Scan the records below for the word "with" and give only the number of lines that hold it.
********************
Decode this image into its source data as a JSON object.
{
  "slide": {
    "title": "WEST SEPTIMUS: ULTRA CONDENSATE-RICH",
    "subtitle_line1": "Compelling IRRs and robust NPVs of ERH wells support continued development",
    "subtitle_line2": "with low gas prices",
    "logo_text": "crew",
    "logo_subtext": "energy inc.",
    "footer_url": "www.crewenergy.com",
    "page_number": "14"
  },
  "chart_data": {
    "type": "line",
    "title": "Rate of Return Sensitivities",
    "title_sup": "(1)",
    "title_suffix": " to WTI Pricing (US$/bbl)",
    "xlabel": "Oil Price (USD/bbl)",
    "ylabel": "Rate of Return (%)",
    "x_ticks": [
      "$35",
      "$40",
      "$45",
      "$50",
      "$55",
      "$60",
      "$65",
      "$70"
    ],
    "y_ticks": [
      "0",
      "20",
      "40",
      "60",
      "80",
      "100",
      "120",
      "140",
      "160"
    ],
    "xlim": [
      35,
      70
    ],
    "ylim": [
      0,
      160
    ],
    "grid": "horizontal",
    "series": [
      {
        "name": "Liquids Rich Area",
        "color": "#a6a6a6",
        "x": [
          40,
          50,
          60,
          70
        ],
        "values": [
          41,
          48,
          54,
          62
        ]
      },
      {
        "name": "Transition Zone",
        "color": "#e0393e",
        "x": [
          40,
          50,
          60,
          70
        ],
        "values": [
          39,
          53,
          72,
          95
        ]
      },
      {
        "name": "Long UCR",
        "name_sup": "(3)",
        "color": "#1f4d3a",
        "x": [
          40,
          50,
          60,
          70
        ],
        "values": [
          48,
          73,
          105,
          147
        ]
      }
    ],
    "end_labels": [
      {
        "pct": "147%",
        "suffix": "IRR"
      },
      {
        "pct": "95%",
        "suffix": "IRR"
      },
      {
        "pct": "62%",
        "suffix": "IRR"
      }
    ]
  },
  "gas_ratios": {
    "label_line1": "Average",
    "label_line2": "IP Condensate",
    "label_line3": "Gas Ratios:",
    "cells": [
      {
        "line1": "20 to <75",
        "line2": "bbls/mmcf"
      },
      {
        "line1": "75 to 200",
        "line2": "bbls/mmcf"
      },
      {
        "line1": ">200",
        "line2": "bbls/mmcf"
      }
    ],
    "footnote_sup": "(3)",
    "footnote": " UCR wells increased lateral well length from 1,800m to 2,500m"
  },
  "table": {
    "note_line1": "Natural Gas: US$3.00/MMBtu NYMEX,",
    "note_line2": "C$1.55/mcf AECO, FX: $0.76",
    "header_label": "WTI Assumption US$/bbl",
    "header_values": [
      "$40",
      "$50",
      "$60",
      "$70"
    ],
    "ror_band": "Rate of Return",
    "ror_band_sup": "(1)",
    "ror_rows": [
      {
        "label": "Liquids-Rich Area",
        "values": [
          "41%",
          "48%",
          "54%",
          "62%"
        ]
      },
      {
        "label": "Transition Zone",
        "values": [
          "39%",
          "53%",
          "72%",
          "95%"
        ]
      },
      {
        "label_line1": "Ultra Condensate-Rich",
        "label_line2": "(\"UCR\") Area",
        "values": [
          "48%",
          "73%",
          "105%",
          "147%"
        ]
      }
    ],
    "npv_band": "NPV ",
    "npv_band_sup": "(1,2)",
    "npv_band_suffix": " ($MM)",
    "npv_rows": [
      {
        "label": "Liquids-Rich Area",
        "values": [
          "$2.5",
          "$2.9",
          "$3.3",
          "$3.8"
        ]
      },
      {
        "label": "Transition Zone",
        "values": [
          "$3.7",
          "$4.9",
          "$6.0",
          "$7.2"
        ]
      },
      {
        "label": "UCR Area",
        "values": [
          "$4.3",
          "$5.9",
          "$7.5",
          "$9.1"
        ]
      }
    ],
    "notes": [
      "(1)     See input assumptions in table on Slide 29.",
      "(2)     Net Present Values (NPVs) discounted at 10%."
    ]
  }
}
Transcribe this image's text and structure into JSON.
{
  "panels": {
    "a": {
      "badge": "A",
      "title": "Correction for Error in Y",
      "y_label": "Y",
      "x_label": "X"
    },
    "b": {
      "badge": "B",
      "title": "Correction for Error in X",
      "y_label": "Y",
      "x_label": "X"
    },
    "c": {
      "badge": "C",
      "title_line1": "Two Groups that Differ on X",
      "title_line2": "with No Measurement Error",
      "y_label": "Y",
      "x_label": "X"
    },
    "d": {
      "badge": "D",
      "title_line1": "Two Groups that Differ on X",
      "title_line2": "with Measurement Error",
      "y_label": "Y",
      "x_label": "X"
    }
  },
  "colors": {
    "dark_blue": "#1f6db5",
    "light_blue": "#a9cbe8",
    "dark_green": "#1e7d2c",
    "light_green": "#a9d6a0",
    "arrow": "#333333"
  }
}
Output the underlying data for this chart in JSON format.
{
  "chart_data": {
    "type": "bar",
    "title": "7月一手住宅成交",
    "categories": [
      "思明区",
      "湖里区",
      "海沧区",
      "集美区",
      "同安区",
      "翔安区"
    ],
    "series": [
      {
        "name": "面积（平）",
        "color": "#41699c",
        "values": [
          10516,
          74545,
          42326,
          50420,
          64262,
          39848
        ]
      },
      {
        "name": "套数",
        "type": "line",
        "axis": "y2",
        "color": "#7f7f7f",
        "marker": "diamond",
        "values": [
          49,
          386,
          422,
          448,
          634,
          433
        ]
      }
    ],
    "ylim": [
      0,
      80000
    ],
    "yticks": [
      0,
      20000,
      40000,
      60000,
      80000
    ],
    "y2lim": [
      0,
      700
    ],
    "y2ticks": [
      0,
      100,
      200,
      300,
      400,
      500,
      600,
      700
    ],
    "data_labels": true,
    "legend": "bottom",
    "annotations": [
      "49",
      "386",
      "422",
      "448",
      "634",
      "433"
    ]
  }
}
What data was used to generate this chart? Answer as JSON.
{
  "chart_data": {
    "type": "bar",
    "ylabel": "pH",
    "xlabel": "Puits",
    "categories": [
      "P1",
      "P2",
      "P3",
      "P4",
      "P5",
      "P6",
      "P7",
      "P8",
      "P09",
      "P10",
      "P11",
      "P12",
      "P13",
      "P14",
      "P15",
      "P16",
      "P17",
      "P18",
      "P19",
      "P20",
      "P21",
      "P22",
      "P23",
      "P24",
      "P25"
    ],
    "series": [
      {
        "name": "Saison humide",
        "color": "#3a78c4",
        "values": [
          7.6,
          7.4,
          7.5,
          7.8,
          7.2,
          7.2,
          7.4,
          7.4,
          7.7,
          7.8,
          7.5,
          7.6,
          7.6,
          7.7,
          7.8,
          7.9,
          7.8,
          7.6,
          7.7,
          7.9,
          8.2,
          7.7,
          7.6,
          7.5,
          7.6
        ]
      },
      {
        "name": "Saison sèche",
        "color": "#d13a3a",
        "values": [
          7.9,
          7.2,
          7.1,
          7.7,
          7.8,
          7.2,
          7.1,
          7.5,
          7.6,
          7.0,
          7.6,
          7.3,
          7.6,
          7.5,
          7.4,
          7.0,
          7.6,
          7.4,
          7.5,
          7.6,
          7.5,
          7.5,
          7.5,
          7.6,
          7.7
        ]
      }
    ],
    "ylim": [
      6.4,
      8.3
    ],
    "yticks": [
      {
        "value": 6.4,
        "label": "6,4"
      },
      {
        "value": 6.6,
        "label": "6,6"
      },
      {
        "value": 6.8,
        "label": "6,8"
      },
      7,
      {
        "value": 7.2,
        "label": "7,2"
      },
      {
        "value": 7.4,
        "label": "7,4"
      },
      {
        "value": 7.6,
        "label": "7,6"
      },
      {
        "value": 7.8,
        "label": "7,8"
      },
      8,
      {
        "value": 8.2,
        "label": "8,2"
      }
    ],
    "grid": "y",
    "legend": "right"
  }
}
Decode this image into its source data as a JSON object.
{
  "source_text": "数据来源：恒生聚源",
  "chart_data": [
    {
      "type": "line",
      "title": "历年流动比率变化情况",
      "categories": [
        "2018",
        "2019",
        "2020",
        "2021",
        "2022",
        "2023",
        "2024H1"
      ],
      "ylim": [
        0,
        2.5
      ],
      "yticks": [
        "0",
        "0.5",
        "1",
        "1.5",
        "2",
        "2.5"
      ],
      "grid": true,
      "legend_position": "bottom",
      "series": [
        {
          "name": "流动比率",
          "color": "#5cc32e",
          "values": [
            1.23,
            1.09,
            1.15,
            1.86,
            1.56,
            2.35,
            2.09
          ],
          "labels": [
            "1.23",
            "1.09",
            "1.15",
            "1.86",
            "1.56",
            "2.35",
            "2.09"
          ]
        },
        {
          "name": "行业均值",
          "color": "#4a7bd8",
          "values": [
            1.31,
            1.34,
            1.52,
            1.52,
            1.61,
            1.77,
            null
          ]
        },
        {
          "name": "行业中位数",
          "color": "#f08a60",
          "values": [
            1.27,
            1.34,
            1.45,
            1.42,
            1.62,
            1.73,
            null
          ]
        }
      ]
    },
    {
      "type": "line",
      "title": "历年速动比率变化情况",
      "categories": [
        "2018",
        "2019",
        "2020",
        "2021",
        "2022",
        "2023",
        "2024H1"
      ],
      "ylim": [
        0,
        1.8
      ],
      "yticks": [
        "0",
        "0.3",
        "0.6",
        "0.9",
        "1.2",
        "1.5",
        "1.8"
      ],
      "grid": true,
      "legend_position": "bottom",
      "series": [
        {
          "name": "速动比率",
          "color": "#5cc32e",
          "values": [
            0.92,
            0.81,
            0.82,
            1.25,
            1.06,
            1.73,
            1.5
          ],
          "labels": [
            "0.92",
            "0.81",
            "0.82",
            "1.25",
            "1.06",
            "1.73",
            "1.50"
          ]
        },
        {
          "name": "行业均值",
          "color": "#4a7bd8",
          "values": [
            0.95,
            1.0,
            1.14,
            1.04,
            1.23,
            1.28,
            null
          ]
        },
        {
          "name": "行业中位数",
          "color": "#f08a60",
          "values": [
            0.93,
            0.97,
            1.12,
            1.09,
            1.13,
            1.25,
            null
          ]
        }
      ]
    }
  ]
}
********************
THE OUTPUT :: 3